SUPPLIED DATA

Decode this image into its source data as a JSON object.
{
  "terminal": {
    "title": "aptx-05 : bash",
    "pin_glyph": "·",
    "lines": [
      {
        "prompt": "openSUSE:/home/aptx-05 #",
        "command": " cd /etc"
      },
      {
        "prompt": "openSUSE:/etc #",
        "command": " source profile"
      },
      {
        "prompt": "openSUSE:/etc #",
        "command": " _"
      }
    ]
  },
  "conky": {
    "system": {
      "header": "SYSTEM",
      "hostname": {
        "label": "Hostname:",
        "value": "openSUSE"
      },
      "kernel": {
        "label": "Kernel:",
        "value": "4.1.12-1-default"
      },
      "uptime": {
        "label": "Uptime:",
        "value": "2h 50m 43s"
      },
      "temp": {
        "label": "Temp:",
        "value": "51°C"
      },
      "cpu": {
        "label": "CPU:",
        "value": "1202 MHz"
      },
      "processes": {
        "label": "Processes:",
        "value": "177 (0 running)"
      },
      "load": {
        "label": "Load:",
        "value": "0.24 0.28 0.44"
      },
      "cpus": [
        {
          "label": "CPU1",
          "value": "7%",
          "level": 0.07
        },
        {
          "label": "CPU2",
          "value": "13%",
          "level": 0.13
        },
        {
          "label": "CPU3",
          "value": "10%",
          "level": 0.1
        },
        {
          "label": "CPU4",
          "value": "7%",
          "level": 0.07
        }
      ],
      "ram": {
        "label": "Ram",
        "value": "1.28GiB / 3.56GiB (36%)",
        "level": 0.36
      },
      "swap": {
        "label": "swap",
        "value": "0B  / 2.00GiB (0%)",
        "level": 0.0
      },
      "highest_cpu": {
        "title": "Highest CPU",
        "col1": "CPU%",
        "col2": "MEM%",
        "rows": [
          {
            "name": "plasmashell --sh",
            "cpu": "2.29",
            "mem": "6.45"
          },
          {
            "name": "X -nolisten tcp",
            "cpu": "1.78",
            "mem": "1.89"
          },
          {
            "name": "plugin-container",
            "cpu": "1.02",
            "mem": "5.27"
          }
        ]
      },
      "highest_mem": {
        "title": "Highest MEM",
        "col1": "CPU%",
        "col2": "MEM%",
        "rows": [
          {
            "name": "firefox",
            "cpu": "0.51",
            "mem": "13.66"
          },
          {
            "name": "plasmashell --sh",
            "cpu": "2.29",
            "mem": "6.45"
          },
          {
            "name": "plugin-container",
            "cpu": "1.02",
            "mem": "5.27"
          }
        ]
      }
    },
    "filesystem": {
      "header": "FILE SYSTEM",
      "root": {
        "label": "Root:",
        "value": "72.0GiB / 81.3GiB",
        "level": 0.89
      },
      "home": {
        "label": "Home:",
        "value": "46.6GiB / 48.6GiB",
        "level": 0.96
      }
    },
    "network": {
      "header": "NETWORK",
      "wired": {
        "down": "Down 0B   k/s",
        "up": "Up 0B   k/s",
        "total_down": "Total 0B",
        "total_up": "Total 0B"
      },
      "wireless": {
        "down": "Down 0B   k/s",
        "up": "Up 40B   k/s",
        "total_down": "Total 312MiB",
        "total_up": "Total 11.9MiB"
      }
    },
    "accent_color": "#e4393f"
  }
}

SET EXERCISE
Extract all lines containing the word "command".

RESPONSE
        "command": " cd /etc"
        "command": " source profile"
        "command": " _"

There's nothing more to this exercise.